__INFORMATION GIVEN__.
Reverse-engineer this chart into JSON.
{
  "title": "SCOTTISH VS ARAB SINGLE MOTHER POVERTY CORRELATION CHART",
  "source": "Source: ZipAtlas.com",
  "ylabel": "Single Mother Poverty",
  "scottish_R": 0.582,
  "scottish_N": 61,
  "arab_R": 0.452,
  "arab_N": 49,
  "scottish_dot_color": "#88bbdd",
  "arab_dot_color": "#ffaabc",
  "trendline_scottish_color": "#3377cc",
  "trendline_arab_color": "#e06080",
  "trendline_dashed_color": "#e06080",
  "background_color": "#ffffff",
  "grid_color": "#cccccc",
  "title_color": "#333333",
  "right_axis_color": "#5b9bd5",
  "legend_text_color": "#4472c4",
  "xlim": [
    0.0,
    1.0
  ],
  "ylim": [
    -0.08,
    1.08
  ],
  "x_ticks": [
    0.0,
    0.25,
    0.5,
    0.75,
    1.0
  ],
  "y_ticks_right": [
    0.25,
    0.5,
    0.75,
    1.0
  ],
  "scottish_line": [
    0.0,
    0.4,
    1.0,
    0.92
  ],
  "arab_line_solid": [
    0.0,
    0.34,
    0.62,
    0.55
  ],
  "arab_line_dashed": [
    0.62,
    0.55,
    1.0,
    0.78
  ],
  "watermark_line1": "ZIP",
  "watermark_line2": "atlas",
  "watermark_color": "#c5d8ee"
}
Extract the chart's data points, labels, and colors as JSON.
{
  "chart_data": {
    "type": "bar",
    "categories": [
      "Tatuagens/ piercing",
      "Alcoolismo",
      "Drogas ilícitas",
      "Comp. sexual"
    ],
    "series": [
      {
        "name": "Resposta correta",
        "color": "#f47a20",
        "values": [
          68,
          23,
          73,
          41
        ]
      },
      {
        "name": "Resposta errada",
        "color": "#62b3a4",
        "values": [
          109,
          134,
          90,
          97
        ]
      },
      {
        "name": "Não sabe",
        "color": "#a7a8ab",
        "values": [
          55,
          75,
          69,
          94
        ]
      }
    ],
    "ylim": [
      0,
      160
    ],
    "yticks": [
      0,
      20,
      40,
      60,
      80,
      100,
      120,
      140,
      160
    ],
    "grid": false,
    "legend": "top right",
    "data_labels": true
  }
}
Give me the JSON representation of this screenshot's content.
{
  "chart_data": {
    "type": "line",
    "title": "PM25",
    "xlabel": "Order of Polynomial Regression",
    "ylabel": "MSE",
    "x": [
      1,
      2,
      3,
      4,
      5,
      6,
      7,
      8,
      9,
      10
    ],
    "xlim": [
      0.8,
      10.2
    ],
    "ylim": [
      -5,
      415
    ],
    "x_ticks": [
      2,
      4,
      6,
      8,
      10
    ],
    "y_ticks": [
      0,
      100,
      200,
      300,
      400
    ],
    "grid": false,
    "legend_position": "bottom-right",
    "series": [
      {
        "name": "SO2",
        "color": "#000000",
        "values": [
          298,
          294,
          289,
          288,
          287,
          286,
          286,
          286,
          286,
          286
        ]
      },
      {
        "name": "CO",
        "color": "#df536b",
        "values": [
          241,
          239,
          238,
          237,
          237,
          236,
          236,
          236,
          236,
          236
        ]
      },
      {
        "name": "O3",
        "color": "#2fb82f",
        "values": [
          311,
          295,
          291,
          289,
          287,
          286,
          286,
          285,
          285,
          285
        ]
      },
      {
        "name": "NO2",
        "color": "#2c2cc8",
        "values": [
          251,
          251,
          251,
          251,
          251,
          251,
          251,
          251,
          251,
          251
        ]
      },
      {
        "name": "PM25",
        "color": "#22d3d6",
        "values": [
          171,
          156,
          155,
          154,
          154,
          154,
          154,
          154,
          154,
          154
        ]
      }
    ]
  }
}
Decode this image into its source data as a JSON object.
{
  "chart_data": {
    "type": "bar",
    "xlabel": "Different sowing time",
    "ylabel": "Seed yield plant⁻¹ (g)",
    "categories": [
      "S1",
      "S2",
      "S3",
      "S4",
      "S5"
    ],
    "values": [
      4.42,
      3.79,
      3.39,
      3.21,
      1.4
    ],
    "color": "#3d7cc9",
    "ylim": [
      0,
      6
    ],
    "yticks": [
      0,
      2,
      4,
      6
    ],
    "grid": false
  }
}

__TO DO__.
Note every line above where the string "this" shows up, and copy those lines.

__WRITTEN ANSWER__.
Reverse-engineer this chart into JSON.
Give me the JSON representation of this screenshot's content.
Decode this image into its source data as a JSON object.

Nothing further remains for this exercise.